Your task is to print every entry below exactly as given.

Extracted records
+ + + + +
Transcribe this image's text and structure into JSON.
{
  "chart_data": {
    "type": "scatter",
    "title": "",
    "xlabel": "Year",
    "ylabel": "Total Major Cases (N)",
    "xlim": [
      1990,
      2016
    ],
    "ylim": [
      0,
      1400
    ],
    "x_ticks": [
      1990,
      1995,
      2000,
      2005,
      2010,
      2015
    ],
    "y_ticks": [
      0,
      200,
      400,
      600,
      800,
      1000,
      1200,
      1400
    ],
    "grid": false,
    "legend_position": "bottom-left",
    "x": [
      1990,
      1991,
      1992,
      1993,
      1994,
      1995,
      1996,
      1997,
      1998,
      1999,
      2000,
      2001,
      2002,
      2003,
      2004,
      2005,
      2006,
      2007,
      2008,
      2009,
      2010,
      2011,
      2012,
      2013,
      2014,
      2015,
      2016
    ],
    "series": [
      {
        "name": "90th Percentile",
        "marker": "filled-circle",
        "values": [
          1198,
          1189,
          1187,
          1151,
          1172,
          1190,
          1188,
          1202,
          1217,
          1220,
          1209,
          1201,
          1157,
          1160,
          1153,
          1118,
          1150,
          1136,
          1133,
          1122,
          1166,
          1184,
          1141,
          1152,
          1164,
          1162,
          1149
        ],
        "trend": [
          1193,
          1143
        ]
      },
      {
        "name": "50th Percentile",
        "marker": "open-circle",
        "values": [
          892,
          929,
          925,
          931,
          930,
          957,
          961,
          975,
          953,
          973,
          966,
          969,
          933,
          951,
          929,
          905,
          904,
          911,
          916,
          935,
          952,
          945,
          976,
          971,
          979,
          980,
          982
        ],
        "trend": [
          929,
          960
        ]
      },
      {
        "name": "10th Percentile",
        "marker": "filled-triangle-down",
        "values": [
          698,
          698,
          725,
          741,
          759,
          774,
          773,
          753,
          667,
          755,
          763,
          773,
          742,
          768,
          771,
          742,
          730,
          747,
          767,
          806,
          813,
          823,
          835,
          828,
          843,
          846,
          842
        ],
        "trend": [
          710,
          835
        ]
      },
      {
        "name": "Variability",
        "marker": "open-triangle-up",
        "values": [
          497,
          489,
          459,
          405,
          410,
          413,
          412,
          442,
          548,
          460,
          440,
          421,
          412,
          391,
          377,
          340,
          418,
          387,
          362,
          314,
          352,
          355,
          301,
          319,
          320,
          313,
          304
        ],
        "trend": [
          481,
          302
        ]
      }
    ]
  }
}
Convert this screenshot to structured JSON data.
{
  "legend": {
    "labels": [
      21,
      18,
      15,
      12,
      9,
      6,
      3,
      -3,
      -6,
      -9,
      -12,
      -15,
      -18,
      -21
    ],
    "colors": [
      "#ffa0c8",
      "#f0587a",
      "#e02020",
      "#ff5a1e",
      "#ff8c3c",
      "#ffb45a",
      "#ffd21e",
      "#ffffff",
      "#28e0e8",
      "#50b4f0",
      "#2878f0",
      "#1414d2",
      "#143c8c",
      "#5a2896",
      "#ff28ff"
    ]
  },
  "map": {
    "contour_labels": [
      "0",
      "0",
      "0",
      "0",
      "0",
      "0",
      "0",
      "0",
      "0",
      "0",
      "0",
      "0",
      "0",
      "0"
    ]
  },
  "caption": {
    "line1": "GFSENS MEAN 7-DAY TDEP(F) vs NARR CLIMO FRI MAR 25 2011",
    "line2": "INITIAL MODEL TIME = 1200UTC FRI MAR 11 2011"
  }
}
+ + + + +
Written answer:
Transcribe this image's text and structure into JSON.
{
  "chart_data": {
    "type": "scatter",
    "title": "",
    "xlabel": "Year",
    "ylabel": "Total Major Cases (N)",
    "xlim": [
      1990,
      2016
    ],
    "ylim": [
      0,
      1400
    ],
    "x_ticks": [
      1990,
      1995,
      2000,
      2005,
      2010,
      2015
    ],
    "y_ticks": [
      0,
      200,
      400,
      600,
      800,
      1000,
      1200,
      1400
    ],
    "grid": false,
    "legend_position": "bottom-left",
    "x": [
      1990,
      1991,
      1992,
      1993,
      1994,
      1995,
      1996,
      1997,
      1998,
      1999,
      2000,
      2001,
      2002,
      2003,
      2004,
      2005,
      2006,
      2007,
      2008,
      2009,
      2010,
      2011,
      2012,
      2013,
      2014,
      2015,
      2016
    ],
    "series": [
      {
        "name": "90th Percentile",
        "marker": "filled-circle",
        "values": [
          1198,
          1189,
          1187,
          1151,
          1172,
          1190,
          1188,
          1202,
          1217,
          1220,
          1209,
          1201,
          1157,
          1160,
          1153,
          1118,
          1150,
          1136,
          1133,
          1122,
          1166,
          1184,
          1141,
          1152,
          1164,
          1162,
          1149
        ],
        "trend": [
          1193,
          1143
        ]
      },
      {
        "name": "50th Percentile",
        "marker": "open-circle",
        "values": [
          892,
          929,
          925,
          931,
          930,
          957,
          961,
          975,
          953,
          973,
          966,
          969,
          933,
          951,
          929,
          905,
          904,
          911,
          916,
          935,
          952,
          945,
          976,
          971,
          979,
          980,
          982
        ],
        "trend": [
          929,
          960
        ]
      },
      {
        "name": "10th Percentile",
        "marker": "filled-triangle-down",
        "values": [
          698,
          698,
          725,
          741,
          759,
          774,
          773,
          753,
          667,
          755,
          763,
          773,
          742,
          768,
          771,
          742,
          730,
          747,
          767,
          806,
          813,
          823,
          835,
          828,
          843,
          846,
          842
        ],
        "trend": [
          710,
          835
        ]
      },
      {
        "name": "Variability",
        "marker": "open-triangle-up",
        "values": [
          497,
          489,
          459,
          405,
          410,
          413,
          412,
          442,
          548,
          460,
          440,
          421,
          412,
          391,
          377,
          340,
          418,
          387,
          362,
          314,
          352,
          355,
          301,
          319,
          320,
          313,
          304
        ],
        "trend": [
          481,
          302
        ]
      }
    ]
  }
}
Convert this screenshot to structured JSON data.
{
  "legend": {
    "labels": [
      21,
      18,
      15,
      12,
      9,
      6,
      3,
      -3,
      -6,
      -9,
      -12,
      -15,
      -18,
      -21
    ],
    "colors": [
      "#ffa0c8",
      "#f0587a",
      "#e02020",
      "#ff5a1e",
      "#ff8c3c",
      "#ffb45a",
      "#ffd21e",
      "#ffffff",
      "#28e0e8",
      "#50b4f0",
      "#2878f0",
      "#1414d2",
      "#143c8c",
      "#5a2896",
      "#ff28ff"
    ]
  },
  "map": {
    "contour_labels": [
      "0",
      "0",
      "0",
      "0",
      "0",
      "0",
      "0",
      "0",
      "0",
      "0",
      "0",
      "0",
      "0",
      "0"
    ]
  },
  "caption": {
    "line1": "GFSENS MEAN 7-DAY TDEP(F) vs NARR CLIMO FRI MAR 25 2011",
    "line2": "INITIAL MODEL TIME = 1200UTC FRI MAR 11 2011"
  }
}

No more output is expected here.